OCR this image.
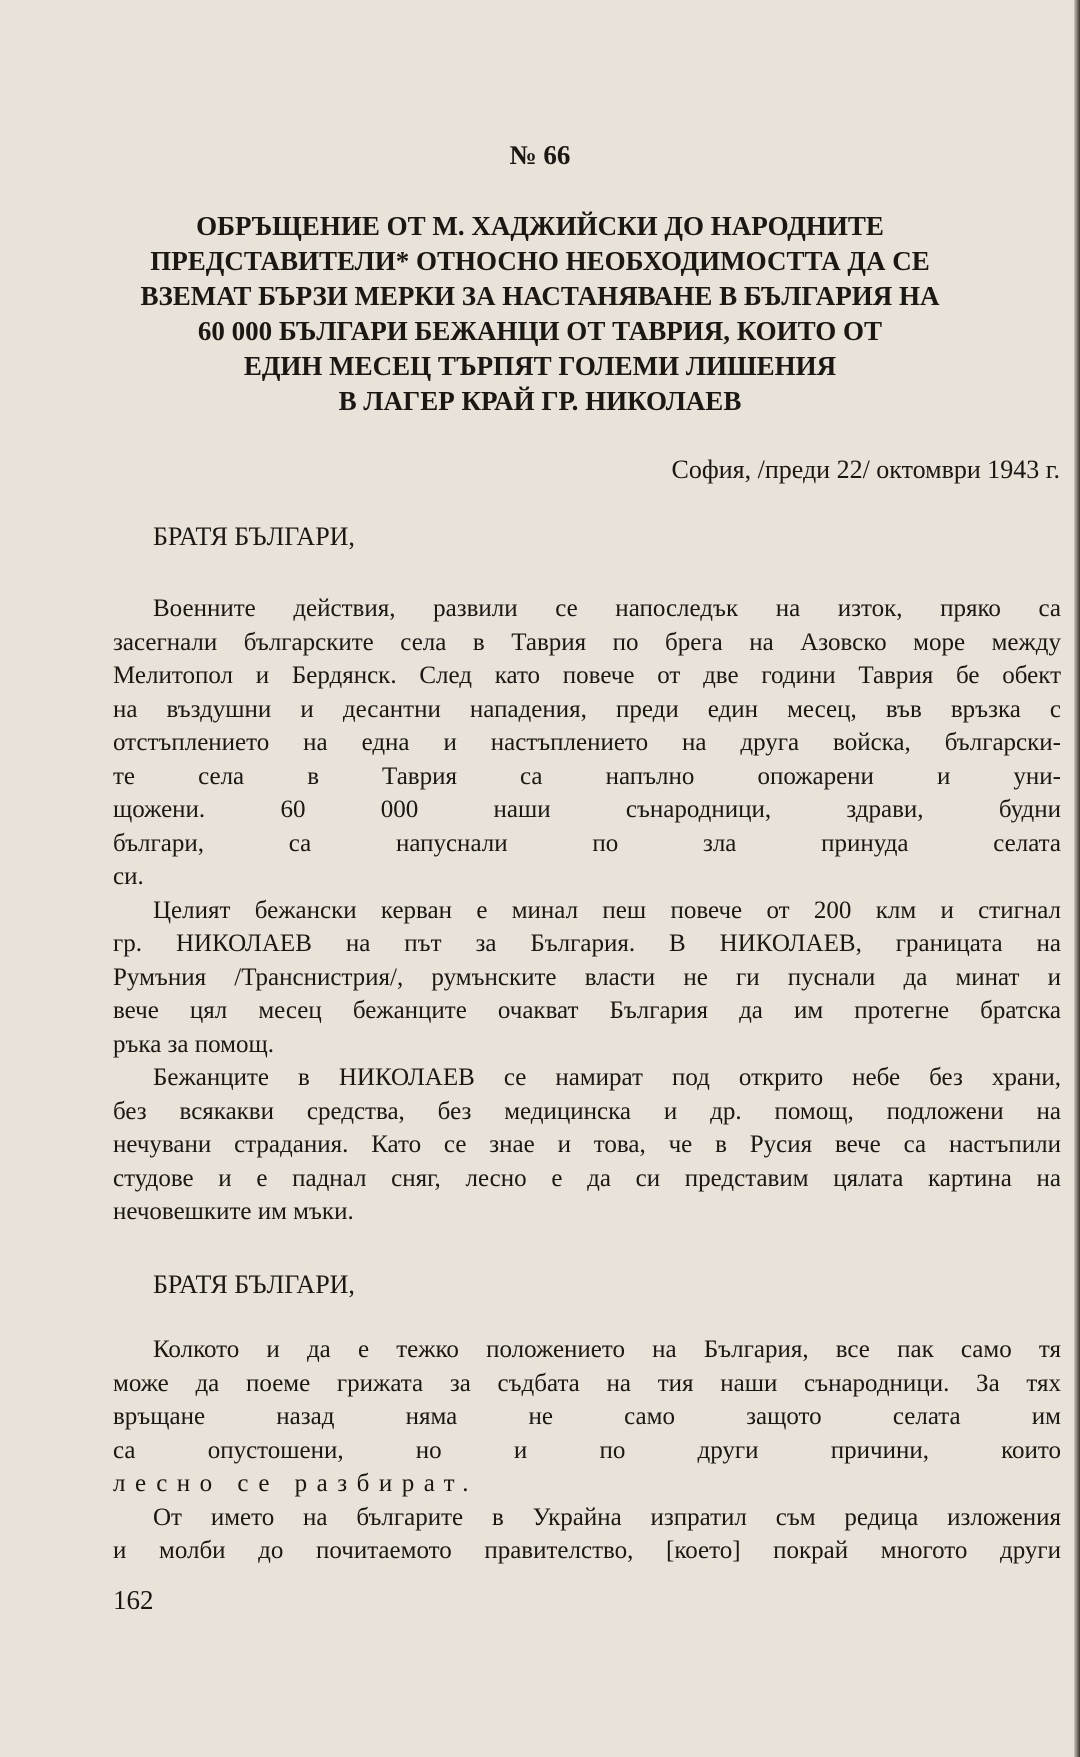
№ 66
ОБРЪЩЕНИЕ ОТ М. ХАДЖИЙСКИ ДО НАРОДНИТЕ
ПРЕДСТАВИТЕЛИ* ОТНОСНО НЕОБХОДИМОСТТА ДА СЕ
ВЗЕМАТ БЪРЗИ МЕРКИ ЗА НАСТАНЯВАНЕ В БЪЛГАРИЯ НА
60 000 БЪЛГАРИ БЕЖАНЦИ ОТ ТАВРИЯ, КОИТО ОТ
ЕДИН МЕСЕЦ ТЪРПЯТ ГОЛЕМИ ЛИШЕНИЯ
В ЛАГЕР КРАЙ ГР. НИКОЛАЕВ
София, /преди 22/ октомври 1943 г.
БРАТЯ БЪЛГАРИ,
Военните действия, развили се напоследък на изток, пряко са
засегнали българските села в Таврия по брега на Азовско море между
Мелитопол и Бердянск. След като повече от две години Таврия бе обект
на въздушни и десантни нападения, преди един месец, във връзка с
отстъплението на една и настъплението на друга войска, български-
те села в Таврия са напълно опожарени и уни-
щожени. 60 000 наши сънародници, здрави, будни
българи, са напуснали по зла принуда селата
си.
Целият бежански керван е минал пеш повече от 200 клм и стигнал
гр. НИКОЛАЕВ на път за България. В НИКОЛАЕВ, границата на
Румъния /Транснистрия/, румънските власти не ги пуснали да минат и
вече цял месец бежанците очакват България да им протегне братска
ръка за помощ.
Бежанците в НИКОЛАЕВ се намират под открито небе без храни,
без всякакви средства, без медицинска и др. помощ, подложени на
нечувани страдания. Като се знае и това, че в Русия вече са настъпили
студове и е паднал сняг, лесно е да си представим цялата картина на
нечовешките им мъки.
БРАТЯ БЪЛГАРИ,
Колкото и да е тежко положението на България, все пак само тя
може да поеме грижата за съдбата на тия наши сънародници. За тях
връщане назад няма не само защото селата им
са опустошени, но и по други причини, които
лесно се разбират.
От името на българите в Украйна изпратил съм редица изложения
и молби до почитаемото правителство, [което] покрай многото други
162
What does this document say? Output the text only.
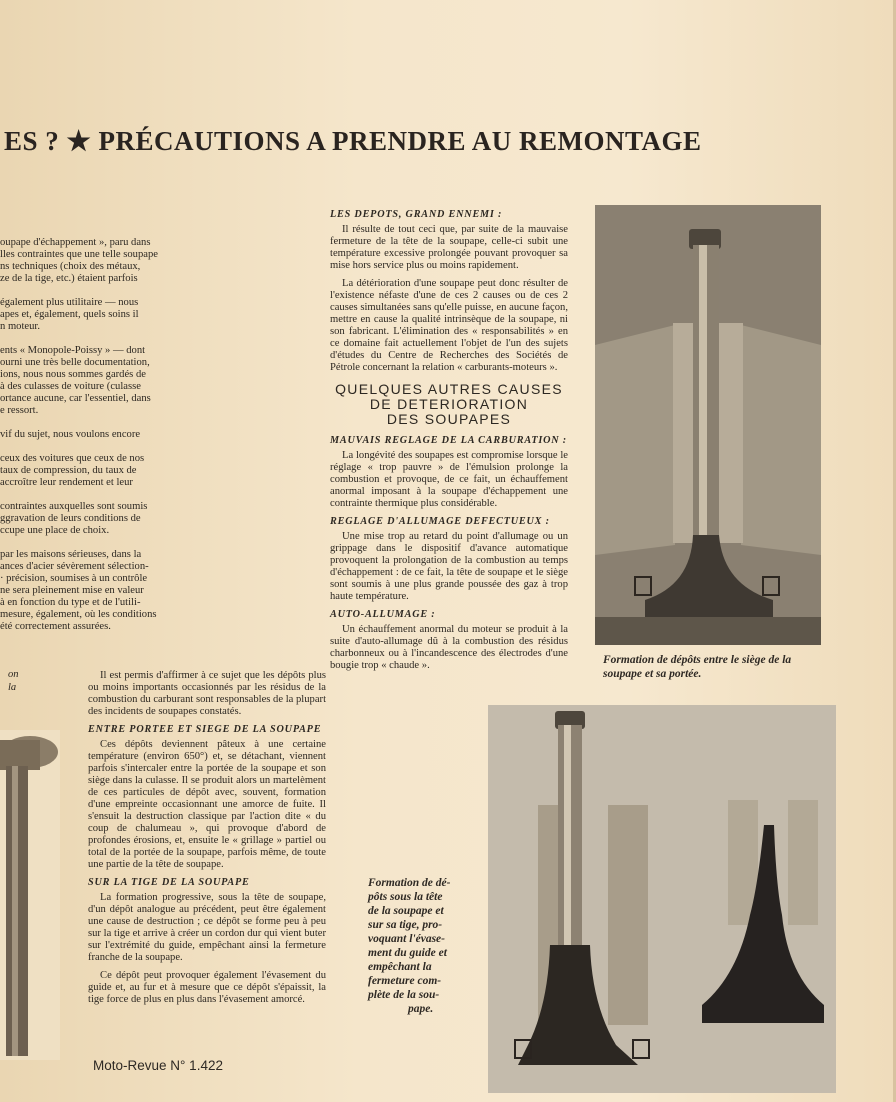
ES ? ★ PRÉCAUTIONS A PRENDRE AU REMONTAGE

oupape d'échappement », paru dans
lles contraintes que une telle soupape
ns techniques (choix des métaux,
ze de la tige, etc.) étaient parfois

également plus utilitaire — nous
apes et, également, quels soins il
n moteur.

ents « Monopole-Poissy » — dont
ourni une très belle documentation,
ions, nous nous sommes gardés de
à des culasses de voiture (culasse
ortance aucune, car l'essentiel, dans
e ressort.

vif du sujet, nous voulons encore

ceux des voitures que ceux de nos
taux de compression, du taux de
accroître leur rendement et leur

contraintes auxquelles sont soumis
ggravation de leurs conditions de
ccupe une place de choix.

par les maisons sérieuses, dans la
ances d'acier sévèrement sélection-
· précision, soumises à un contrôle
ne sera pleinement mise en valeur
à en fonction du type et de l'utili-
mesure, également, où les conditions
été correctement assurées.

on
la
LES DEPOTS, GRAND ENNEMI :

Il résulte de tout ceci que, par suite de la mauvaise fermeture de la tête de la soupape, celle-ci subit une température excessive prolongée pouvant provoquer sa mise hors service plus ou moins rapidement.

La détérioration d'une soupape peut donc résulter de l'existence néfaste d'une de ces 2 causes ou de ces 2 causes simultanées sans qu'elle puisse, en aucune façon, mettre en cause la qualité intrinsèque de la soupape, ni son fabricant. L'élimination des « responsabilités » en ce domaine fait actuellement l'objet de l'un des sujets d'études du Centre de Recherches des Sociétés de Pétrole concernant la relation « carburants-moteurs ».

QUELQUES AUTRES CAUSES
DE DETERIORATION
DES SOUPAPES
MAUVAIS REGLAGE DE LA CARBURATION :

La longévité des soupapes est compromise lorsque le réglage « trop pauvre » de l'émulsion prolonge la combustion et provoque, de ce fait, un échauffement anormal imposant à la soupape d'échappement une contrainte thermique plus considérable.

REGLAGE D'ALLUMAGE DEFECTUEUX :

Une mise trop au retard du point d'allumage ou un grippage dans le dispositif d'avance automatique provoquent la prolongation de la combustion au temps d'échappement : de ce fait, la tête de soupape et le siège sont soumis à une plus grande poussée des gaz à trop haute température.

AUTO-ALLUMAGE :

Un échauffement anormal du moteur se produit à la suite d'auto-allumage dû à la combustion des résidus charbonneux ou à l'incandescence des électrodes d'une bougie trop « chaude ».

Il est permis d'affirmer à ce sujet que les dépôts plus ou moins importants occasionnés par les résidus de la combustion du carburant sont responsables de la plupart des incidents de soupapes constatés.

ENTRE PORTEE ET SIEGE DE LA SOUPAPE

Ces dépôts deviennent pâteux à une certaine température (environ 650°) et, se détachant, viennent parfois s'intercaler entre la portée de la soupape et son siège dans la culasse. Il se produit alors un martelèment de ces particules de dépôt avec, souvent, formation d'une empreinte occasionnant une amorce de fuite. Il s'ensuit la destruction classique par l'action dite « du coup de chalumeau », qui provoque d'abord de profondes érosions, et, ensuite le « grillage » partiel ou total de la portée de la soupape, parfois même, de toute une partie de la tête de soupape.

SUR LA TIGE DE LA SOUPAPE

La formation progressive, sous la tête de soupape, d'un dépôt analogue au précédent, peut être également une cause de destruction ; ce dépôt se forme peu à peu sur la tige et arrive à créer un cordon dur qui vient buter sur l'extrémité du guide, empêchant ainsi la fermeture franche de la soupape.

Ce dépôt peut provoquer également l'évasement du guide et, au fur et à mesure que ce dépôt s'épaissit, la tige force de plus en plus dans l'évasement amorcé.

Formation de dépôts entre le siège de la soupape et sa portée.
Formation de dé-
pôts sous la tête
de la soupape et
sur sa tige, pro-
voquant l'évase-
ment du guide et
empêchant la
fermeture com-
plète de la sou-
pape.
Moto-Revue N° 1.422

--

* Given problem *
Print the entries above exactly, taking out only the pictures.

* Worked solution *
OCR this image.
№ 66
ОБРЪЩЕНИЕ ОТ М. ХАДЖИЙСКИ ДО НАРОДНИТЕ
ПРЕДСТАВИТЕЛИ* ОТНОСНО НЕОБХОДИМОСТТА ДА СЕ
ВЗЕМАТ БЪРЗИ МЕРКИ ЗА НАСТАНЯВАНЕ В БЪЛГАРИЯ НА
60 000 БЪЛГАРИ БЕЖАНЦИ ОТ ТАВРИЯ, КОИТО ОТ
ЕДИН МЕСЕЦ ТЪРПЯТ ГОЛЕМИ ЛИШЕНИЯ
В ЛАГЕР КРАЙ ГР. НИКОЛАЕВ
София, /преди 22/ октомври 1943 г.
БРАТЯ БЪЛГАРИ,
Военните действия, развили се напоследък на изток, пряко са
засегнали българските села в Таврия по брега на Азовско море между
Мелитопол и Бердянск. След като повече от две години Таврия бе обект
на въздушни и десантни нападения, преди един месец, във връзка с
отстъплението на една и настъплението на друга войска, български-
те села в Таврия са напълно опожарени и уни-
щожени. 60 000 наши сънародници, здрави, будни
българи, са напуснали по зла принуда селата
си.
Целият бежански керван е минал пеш повече от 200 клм и стигнал
гр. НИКОЛАЕВ на път за България. В НИКОЛАЕВ, границата на
Румъния /Транснистрия/, румънските власти не ги пуснали да минат и
вече цял месец бежанците очакват България да им протегне братска
ръка за помощ.
Бежанците в НИКОЛАЕВ се намират под открито небе без храни,
без всякакви средства, без медицинска и др. помощ, подложени на
нечувани страдания. Като се знае и това, че в Русия вече са настъпили
студове и е паднал сняг, лесно е да си представим цялата картина на
нечовешките им мъки.
БРАТЯ БЪЛГАРИ,
Колкото и да е тежко положението на България, все пак само тя
може да поеме грижата за съдбата на тия наши сънародници. За тях
връщане назад няма не само защото селата им
са опустошени, но и по други причини, които
лесно се разбират.
От името на българите в Украйна изпратил съм редица изложения
и молби до почитаемото правителство, [което] покрай многото други
162
What does this document say? Output the text only.
ES ? ★ PRÉCAUTIONS A PRENDRE AU REMONTAGE

oupape d'échappement », paru dans
lles contraintes que une telle soupape
ns techniques (choix des métaux,
ze de la tige, etc.) étaient parfois

également plus utilitaire — nous
apes et, également, quels soins il
n moteur.

ents « Monopole-Poissy » — dont
ourni une très belle documentation,
ions, nous nous sommes gardés de
à des culasses de voiture (culasse
ortance aucune, car l'essentiel, dans
e ressort.

vif du sujet, nous voulons encore

ceux des voitures que ceux de nos
taux de compression, du taux de
accroître leur rendement et leur

contraintes auxquelles sont soumis
ggravation de leurs conditions de
ccupe une place de choix.

par les maisons sérieuses, dans la
ances d'acier sévèrement sélection-
· précision, soumises à un contrôle
ne sera pleinement mise en valeur
à en fonction du type et de l'utili-
mesure, également, où les conditions
été correctement assurées.

on
la
LES DEPOTS, GRAND ENNEMI :

Il résulte de tout ceci que, par suite de la mauvaise fermeture de la tête de la soupape, celle-ci subit une température excessive prolongée pouvant provoquer sa mise hors service plus ou moins rapidement.

La détérioration d'une soupape peut donc résulter de l'existence néfaste d'une de ces 2 causes ou de ces 2 causes simultanées sans qu'elle puisse, en aucune façon, mettre en cause la qualité intrinsèque de la soupape, ni son fabricant. L'élimination des « responsabilités » en ce domaine fait actuellement l'objet de l'un des sujets d'études du Centre de Recherches des Sociétés de Pétrole concernant la relation « carburants-moteurs ».

QUELQUES AUTRES CAUSES
DE DETERIORATION
DES SOUPAPES
MAUVAIS REGLAGE DE LA CARBURATION :

La longévité des soupapes est compromise lorsque le réglage « trop pauvre » de l'émulsion prolonge la combustion et provoque, de ce fait, un échauffement anormal imposant à la soupape d'échappement une contrainte thermique plus considérable.

REGLAGE D'ALLUMAGE DEFECTUEUX :

Une mise trop au retard du point d'allumage ou un grippage dans le dispositif d'avance automatique provoquent la prolongation de la combustion au temps d'échappement : de ce fait, la tête de soupape et le siège sont soumis à une plus grande poussée des gaz à trop haute température.

AUTO-ALLUMAGE :

Un échauffement anormal du moteur se produit à la suite d'auto-allumage dû à la combustion des résidus charbonneux ou à l'incandescence des électrodes d'une bougie trop « chaude ».

Il est permis d'affirmer à ce sujet que les dépôts plus ou moins importants occasionnés par les résidus de la combustion du carburant sont responsables de la plupart des incidents de soupapes constatés.

ENTRE PORTEE ET SIEGE DE LA SOUPAPE

Ces dépôts deviennent pâteux à une certaine température (environ 650°) et, se détachant, viennent parfois s'intercaler entre la portée de la soupape et son siège dans la culasse. Il se produit alors un martelèment de ces particules de dépôt avec, souvent, formation d'une empreinte occasionnant une amorce de fuite. Il s'ensuit la destruction classique par l'action dite « du coup de chalumeau », qui provoque d'abord de profondes érosions, et, ensuite le « grillage » partiel ou total de la portée de la soupape, parfois même, de toute une partie de la tête de soupape.

SUR LA TIGE DE LA SOUPAPE

La formation progressive, sous la tête de soupape, d'un dépôt analogue au précédent, peut être également une cause de destruction ; ce dépôt se forme peu à peu sur la tige et arrive à créer un cordon dur qui vient buter sur l'extrémité du guide, empêchant ainsi la fermeture franche de la soupape.

Ce dépôt peut provoquer également l'évasement du guide et, au fur et à mesure que ce dépôt s'épaissit, la tige force de plus en plus dans l'évasement amorcé.

Formation de dépôts entre le siège de la soupape et sa portée.
Formation de dé-
pôts sous la tête
de la soupape et
sur sa tige, pro-
voquant l'évase-
ment du guide et
empêchant la
fermeture com-
plète de la sou-
pape.
Moto-Revue N° 1.422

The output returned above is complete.